-- RECORDS FOR THE TASK start --

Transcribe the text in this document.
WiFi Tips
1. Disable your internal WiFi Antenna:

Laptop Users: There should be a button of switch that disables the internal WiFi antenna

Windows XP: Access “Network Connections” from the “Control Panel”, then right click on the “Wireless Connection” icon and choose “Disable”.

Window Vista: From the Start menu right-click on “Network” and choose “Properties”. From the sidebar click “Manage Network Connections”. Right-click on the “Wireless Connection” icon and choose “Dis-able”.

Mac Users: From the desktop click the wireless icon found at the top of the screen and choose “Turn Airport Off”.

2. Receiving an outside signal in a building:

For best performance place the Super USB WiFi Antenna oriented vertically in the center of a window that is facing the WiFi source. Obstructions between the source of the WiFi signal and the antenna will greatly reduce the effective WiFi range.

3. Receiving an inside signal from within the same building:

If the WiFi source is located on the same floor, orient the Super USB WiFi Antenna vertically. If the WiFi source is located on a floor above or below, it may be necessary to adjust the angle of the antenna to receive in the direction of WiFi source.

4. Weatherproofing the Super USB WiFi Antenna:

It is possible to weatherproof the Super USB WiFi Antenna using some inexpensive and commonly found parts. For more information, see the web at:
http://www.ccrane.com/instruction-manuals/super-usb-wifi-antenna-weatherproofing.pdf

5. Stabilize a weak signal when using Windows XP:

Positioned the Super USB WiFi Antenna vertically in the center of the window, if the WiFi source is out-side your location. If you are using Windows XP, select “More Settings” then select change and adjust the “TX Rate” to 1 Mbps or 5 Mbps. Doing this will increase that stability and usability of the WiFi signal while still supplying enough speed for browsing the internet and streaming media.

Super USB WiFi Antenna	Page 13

-- RECORDS FOR THE TASK end --
-- RECORDS FOR THE TASK start --

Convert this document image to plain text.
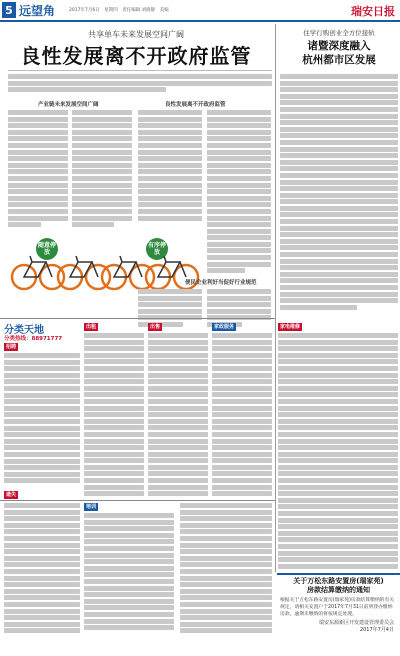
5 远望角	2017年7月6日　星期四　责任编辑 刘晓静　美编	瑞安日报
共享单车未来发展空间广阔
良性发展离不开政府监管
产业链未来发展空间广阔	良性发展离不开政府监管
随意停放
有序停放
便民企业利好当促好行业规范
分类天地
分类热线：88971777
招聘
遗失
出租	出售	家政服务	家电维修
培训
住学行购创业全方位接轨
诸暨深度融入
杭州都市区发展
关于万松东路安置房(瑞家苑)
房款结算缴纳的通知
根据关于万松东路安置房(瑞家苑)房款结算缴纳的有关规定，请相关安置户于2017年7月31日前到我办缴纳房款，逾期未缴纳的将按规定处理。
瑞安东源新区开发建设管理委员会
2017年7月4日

-- RECORDS FOR THE TASK end --
-- RECORDS FOR THE TASK start --

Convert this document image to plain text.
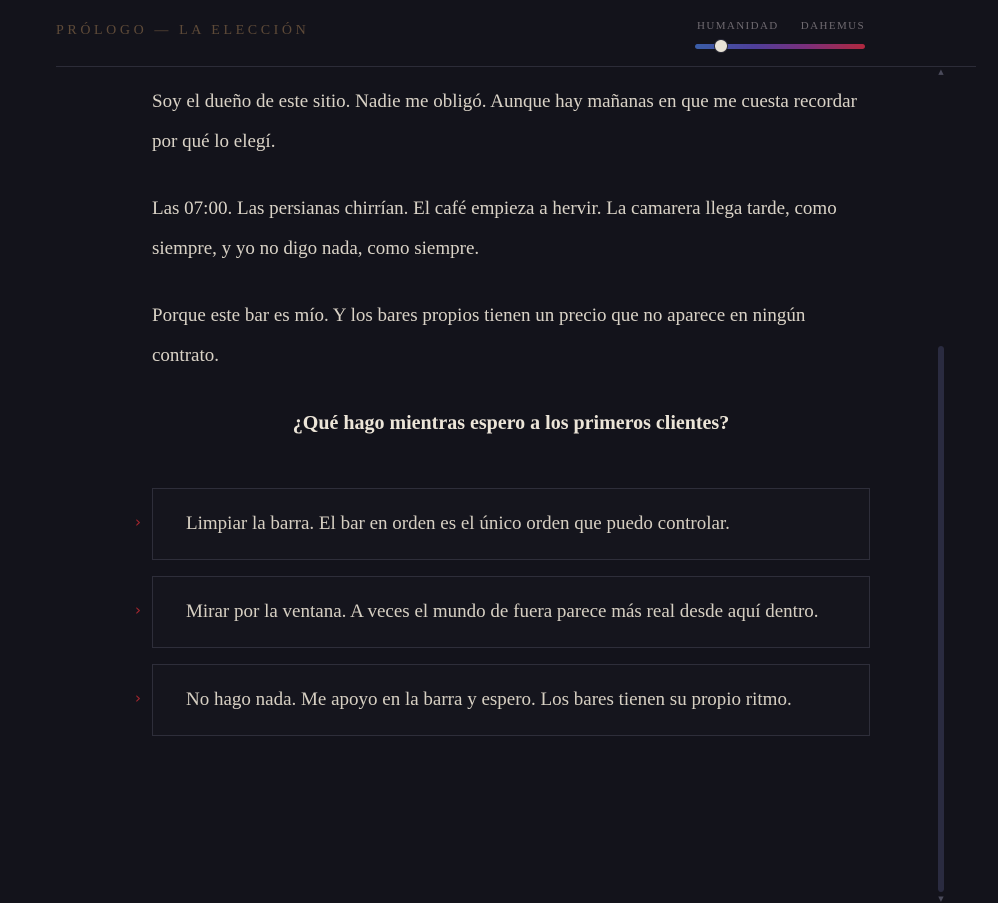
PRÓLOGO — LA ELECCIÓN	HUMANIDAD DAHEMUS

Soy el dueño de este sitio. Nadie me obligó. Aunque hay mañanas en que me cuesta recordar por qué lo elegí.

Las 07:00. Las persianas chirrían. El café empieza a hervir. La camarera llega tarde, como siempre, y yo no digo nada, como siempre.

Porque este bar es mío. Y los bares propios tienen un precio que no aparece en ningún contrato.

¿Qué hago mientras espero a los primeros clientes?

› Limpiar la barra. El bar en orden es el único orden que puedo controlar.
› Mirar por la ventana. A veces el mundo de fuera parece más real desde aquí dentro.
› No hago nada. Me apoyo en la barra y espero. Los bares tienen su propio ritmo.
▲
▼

-- RECORDS FOR THE TASK end --

Copy all lines from the material that contain "bares".

Porque este bar es mío. Y los bares propios tienen un precio que no aparece en ningún contrato.
› No hago nada. Me apoyo en la barra y espero. Los bares tienen su propio ritmo.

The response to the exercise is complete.